Edit the material below by replacing each occurrence of "atom-label" with "atom-symbol". Reproduce all other lines and characters without change.
___ DATA TO PROCESS
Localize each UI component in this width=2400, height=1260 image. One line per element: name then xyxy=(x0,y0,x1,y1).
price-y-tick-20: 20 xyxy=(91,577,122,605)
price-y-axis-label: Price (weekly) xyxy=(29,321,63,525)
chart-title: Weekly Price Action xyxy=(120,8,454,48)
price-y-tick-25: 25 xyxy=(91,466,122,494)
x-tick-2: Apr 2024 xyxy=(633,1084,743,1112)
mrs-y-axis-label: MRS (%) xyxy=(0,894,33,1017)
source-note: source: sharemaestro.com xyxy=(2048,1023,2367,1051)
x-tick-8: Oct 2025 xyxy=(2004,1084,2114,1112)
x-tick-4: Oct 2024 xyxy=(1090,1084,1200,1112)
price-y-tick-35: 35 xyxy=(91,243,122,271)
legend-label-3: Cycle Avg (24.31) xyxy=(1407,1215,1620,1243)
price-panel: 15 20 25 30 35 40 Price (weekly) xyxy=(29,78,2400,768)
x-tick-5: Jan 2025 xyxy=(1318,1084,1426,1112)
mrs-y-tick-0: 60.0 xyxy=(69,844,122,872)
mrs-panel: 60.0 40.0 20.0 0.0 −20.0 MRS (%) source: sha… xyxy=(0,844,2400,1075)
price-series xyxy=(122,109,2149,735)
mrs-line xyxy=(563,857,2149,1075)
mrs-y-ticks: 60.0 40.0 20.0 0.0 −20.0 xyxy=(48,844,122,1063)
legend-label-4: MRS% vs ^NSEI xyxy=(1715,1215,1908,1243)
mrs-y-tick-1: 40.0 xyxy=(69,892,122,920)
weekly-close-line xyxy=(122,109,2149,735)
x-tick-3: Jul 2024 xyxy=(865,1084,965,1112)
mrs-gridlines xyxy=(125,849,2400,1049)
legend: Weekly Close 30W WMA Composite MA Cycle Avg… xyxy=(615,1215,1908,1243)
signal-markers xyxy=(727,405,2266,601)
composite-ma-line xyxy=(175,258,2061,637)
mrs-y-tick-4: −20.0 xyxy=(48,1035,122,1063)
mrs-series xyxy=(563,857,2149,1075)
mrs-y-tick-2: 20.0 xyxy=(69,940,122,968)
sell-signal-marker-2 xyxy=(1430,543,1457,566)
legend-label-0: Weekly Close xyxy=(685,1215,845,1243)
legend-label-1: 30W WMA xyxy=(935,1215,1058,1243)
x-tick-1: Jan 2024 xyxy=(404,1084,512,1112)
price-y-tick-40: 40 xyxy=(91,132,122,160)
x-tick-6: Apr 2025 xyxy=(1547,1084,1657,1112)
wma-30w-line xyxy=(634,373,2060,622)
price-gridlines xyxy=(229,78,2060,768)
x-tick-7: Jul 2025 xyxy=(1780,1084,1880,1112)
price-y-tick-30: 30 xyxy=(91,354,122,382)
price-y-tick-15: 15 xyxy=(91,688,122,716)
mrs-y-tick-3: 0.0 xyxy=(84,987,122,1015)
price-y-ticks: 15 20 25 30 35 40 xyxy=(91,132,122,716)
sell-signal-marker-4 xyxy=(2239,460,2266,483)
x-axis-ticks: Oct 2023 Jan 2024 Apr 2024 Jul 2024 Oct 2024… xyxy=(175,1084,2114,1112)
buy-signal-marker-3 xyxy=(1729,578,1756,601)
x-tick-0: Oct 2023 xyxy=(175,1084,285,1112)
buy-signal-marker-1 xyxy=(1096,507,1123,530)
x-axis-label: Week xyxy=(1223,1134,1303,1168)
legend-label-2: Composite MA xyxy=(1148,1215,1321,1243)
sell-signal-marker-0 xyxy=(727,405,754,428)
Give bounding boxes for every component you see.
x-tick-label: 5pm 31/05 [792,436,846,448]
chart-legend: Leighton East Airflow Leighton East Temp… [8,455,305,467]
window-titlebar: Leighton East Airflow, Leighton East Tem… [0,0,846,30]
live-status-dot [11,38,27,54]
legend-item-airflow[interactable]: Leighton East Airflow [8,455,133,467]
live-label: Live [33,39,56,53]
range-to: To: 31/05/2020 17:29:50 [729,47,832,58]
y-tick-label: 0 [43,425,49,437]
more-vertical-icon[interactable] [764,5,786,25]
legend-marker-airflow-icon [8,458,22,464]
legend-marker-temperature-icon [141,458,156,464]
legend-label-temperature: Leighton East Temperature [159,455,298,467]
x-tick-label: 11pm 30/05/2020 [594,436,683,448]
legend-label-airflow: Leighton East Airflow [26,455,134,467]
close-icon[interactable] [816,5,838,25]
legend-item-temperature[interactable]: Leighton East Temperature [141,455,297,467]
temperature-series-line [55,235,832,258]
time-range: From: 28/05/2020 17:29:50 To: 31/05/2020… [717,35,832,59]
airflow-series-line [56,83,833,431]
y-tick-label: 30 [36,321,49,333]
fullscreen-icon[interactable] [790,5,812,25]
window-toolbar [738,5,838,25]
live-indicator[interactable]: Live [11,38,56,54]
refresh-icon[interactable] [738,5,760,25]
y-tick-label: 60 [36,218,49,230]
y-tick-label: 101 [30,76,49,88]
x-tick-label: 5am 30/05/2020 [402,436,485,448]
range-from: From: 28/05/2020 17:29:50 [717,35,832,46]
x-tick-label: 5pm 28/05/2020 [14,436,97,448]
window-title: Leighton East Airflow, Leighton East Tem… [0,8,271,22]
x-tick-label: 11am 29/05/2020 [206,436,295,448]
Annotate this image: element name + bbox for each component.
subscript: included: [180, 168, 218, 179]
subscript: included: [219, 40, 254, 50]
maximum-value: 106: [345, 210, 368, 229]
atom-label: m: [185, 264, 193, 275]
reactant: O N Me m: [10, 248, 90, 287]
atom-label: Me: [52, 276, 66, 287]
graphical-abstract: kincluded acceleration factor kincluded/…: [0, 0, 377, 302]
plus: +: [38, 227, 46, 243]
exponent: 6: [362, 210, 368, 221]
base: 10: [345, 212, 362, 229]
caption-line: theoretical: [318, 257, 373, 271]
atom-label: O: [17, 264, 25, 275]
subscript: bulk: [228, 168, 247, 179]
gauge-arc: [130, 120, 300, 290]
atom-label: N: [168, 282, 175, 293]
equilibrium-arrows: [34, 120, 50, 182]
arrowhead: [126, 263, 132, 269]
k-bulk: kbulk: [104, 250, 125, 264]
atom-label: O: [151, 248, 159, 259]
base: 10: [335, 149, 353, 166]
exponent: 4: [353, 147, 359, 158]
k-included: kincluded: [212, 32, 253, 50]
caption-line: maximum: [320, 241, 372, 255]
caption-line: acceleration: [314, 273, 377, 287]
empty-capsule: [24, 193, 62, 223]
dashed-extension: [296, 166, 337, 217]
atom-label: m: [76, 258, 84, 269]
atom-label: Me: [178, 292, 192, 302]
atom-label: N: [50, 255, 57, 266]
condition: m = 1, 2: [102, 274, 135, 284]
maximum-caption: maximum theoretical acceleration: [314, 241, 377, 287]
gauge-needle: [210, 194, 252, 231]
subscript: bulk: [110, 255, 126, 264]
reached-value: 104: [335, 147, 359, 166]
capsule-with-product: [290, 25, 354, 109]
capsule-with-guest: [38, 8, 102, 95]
______
* _THE RESULT_:
Localize each UI component in this width=2400, height=1260 image. One line per element: name then xyxy=(x0,y0,x1,y1).
price-y-tick-20: 20 xyxy=(91,577,122,605)
price-y-axis-label: Price (weekly) xyxy=(29,321,63,525)
chart-title: Weekly Price Action xyxy=(120,8,454,48)
price-y-tick-25: 25 xyxy=(91,466,122,494)
x-tick-2: Apr 2024 xyxy=(633,1084,743,1112)
mrs-y-axis-label: MRS (%) xyxy=(0,894,33,1017)
source-note: source: sharemaestro.com xyxy=(2048,1023,2367,1051)
x-tick-8: Oct 2025 xyxy=(2004,1084,2114,1112)
x-tick-4: Oct 2024 xyxy=(1090,1084,1200,1112)
price-y-tick-35: 35 xyxy=(91,243,122,271)
legend-label-3: Cycle Avg (24.31) xyxy=(1407,1215,1620,1243)
price-panel: 15 20 25 30 35 40 Price (weekly) xyxy=(29,78,2400,768)
x-tick-5: Jan 2025 xyxy=(1318,1084,1426,1112)
mrs-y-tick-0: 60.0 xyxy=(69,844,122,872)
mrs-panel: 60.0 40.0 20.0 0.0 −20.0 MRS (%) source: sha… xyxy=(0,844,2400,1075)
price-series xyxy=(122,109,2149,735)
mrs-line xyxy=(563,857,2149,1075)
mrs-y-ticks: 60.0 40.0 20.0 0.0 −20.0 xyxy=(48,844,122,1063)
legend-label-4: MRS% vs ^NSEI xyxy=(1715,1215,1908,1243)
mrs-y-tick-1: 40.0 xyxy=(69,892,122,920)
weekly-close-line xyxy=(122,109,2149,735)
x-tick-3: Jul 2024 xyxy=(865,1084,965,1112)
mrs-gridlines xyxy=(125,849,2400,1049)
legend: Weekly Close 30W WMA Composite MA Cycle Avg… xyxy=(615,1215,1908,1243)
signal-markers xyxy=(727,405,2266,601)
composite-ma-line xyxy=(175,258,2061,637)
mrs-y-tick-4: −20.0 xyxy=(48,1035,122,1063)
mrs-series xyxy=(563,857,2149,1075)
mrs-y-tick-2: 20.0 xyxy=(69,940,122,968)
sell-signal-marker-2 xyxy=(1430,543,1457,566)
legend-label-0: Weekly Close xyxy=(685,1215,845,1243)
legend-label-1: 30W WMA xyxy=(935,1215,1058,1243)
x-tick-1: Jan 2024 xyxy=(404,1084,512,1112)
price-y-tick-40: 40 xyxy=(91,132,122,160)
x-tick-6: Apr 2025 xyxy=(1547,1084,1657,1112)
wma-30w-line xyxy=(634,373,2060,622)
price-gridlines xyxy=(229,78,2060,768)
x-tick-7: Jul 2025 xyxy=(1780,1084,1880,1112)
price-y-tick-30: 30 xyxy=(91,354,122,382)
price-y-tick-15: 15 xyxy=(91,688,122,716)
mrs-y-tick-3: 0.0 xyxy=(84,987,122,1015)
price-y-ticks: 15 20 25 30 35 40 xyxy=(91,132,122,716)
sell-signal-marker-4 xyxy=(2239,460,2266,483)
x-axis-ticks: Oct 2023 Jan 2024 Apr 2024 Jul 2024 Oct 2024… xyxy=(175,1084,2114,1112)
buy-signal-marker-3 xyxy=(1729,578,1756,601)
x-tick-0: Oct 2023 xyxy=(175,1084,285,1112)
buy-signal-marker-1 xyxy=(1096,507,1123,530)
x-axis-label: Week xyxy=(1223,1134,1303,1168)
legend-label-2: Composite MA xyxy=(1148,1215,1321,1243)
sell-signal-marker-0 xyxy=(727,405,754,428)
Give bounding boxes for every component you see.
x-tick-label: 5pm 31/05 [792,436,846,448]
chart-legend: Leighton East Airflow Leighton East Temp… [8,455,305,467]
window-titlebar: Leighton East Airflow, Leighton East Tem… [0,0,846,30]
live-status-dot [11,38,27,54]
legend-item-airflow[interactable]: Leighton East Airflow [8,455,133,467]
live-label: Live [33,39,56,53]
range-to: To: 31/05/2020 17:29:50 [729,47,832,58]
y-tick-label: 0 [43,425,49,437]
more-vertical-icon[interactable] [764,5,786,25]
legend-marker-airflow-icon [8,458,22,464]
legend-marker-temperature-icon [141,458,156,464]
legend-label-temperature: Leighton East Temperature [159,455,298,467]
x-tick-label: 11pm 30/05/2020 [594,436,683,448]
legend-label-airflow: Leighton East Airflow [26,455,134,467]
close-icon[interactable] [816,5,838,25]
legend-item-temperature[interactable]: Leighton East Temperature [141,455,297,467]
temperature-series-line [55,235,832,258]
time-range: From: 28/05/2020 17:29:50 To: 31/05/2020… [717,35,832,59]
airflow-series-line [56,83,833,431]
y-tick-label: 30 [36,321,49,333]
fullscreen-icon[interactable] [790,5,812,25]
window-toolbar [738,5,838,25]
live-indicator[interactable]: Live [11,38,56,54]
refresh-icon[interactable] [738,5,760,25]
y-tick-label: 60 [36,218,49,230]
y-tick-label: 101 [30,76,49,88]
x-tick-label: 5am 30/05/2020 [402,436,485,448]
range-from: From: 28/05/2020 17:29:50 [717,35,832,46]
x-tick-label: 5pm 28/05/2020 [14,436,97,448]
window-title: Leighton East Airflow, Leighton East Tem… [0,8,271,22]
x-tick-label: 11am 29/05/2020 [206,436,295,448]
Annotate this image: element name + bbox for each component.
subscript: included: [180, 168, 218, 179]
subscript: included: [219, 40, 254, 50]
maximum-value: 106: [345, 210, 368, 229]
atom-symbol: m: [185, 264, 193, 275]
reactant: O N Me m: [10, 248, 90, 287]
atom-symbol: Me: [52, 276, 66, 287]
graphical-abstract: kincluded acceleration factor kincluded/…: [0, 0, 377, 302]
plus: +: [38, 227, 46, 243]
exponent: 6: [362, 210, 368, 221]
base: 10: [345, 212, 362, 229]
caption-line: theoretical: [318, 257, 373, 271]
atom-symbol: O: [17, 264, 25, 275]
subscript: bulk: [228, 168, 247, 179]
gauge-arc: [130, 120, 300, 290]
atom-symbol: N: [168, 282, 175, 293]
equilibrium-arrows: [34, 120, 50, 182]
arrowhead: [126, 263, 132, 269]
k-bulk: kbulk: [104, 250, 125, 264]
atom-symbol: O: [151, 248, 159, 259]
base: 10: [335, 149, 353, 166]
exponent: 4: [353, 147, 359, 158]
k-included: kincluded: [212, 32, 253, 50]
caption-line: maximum: [320, 241, 372, 255]
caption-line: acceleration: [314, 273, 377, 287]
empty-capsule: [24, 193, 62, 223]
dashed-extension: [296, 166, 337, 217]
atom-symbol: m: [76, 258, 84, 269]
atom-symbol: Me: [178, 292, 192, 302]
atom-symbol: N: [50, 255, 57, 266]
condition: m = 1, 2: [102, 274, 135, 284]
maximum-caption: maximum theoretical acceleration: [314, 241, 377, 287]
gauge-needle: [210, 194, 252, 231]
subscript: bulk: [110, 255, 126, 264]
reached-value: 104: [335, 147, 359, 166]
capsule-with-product: [290, 25, 354, 109]
capsule-with-guest: [38, 8, 102, 95]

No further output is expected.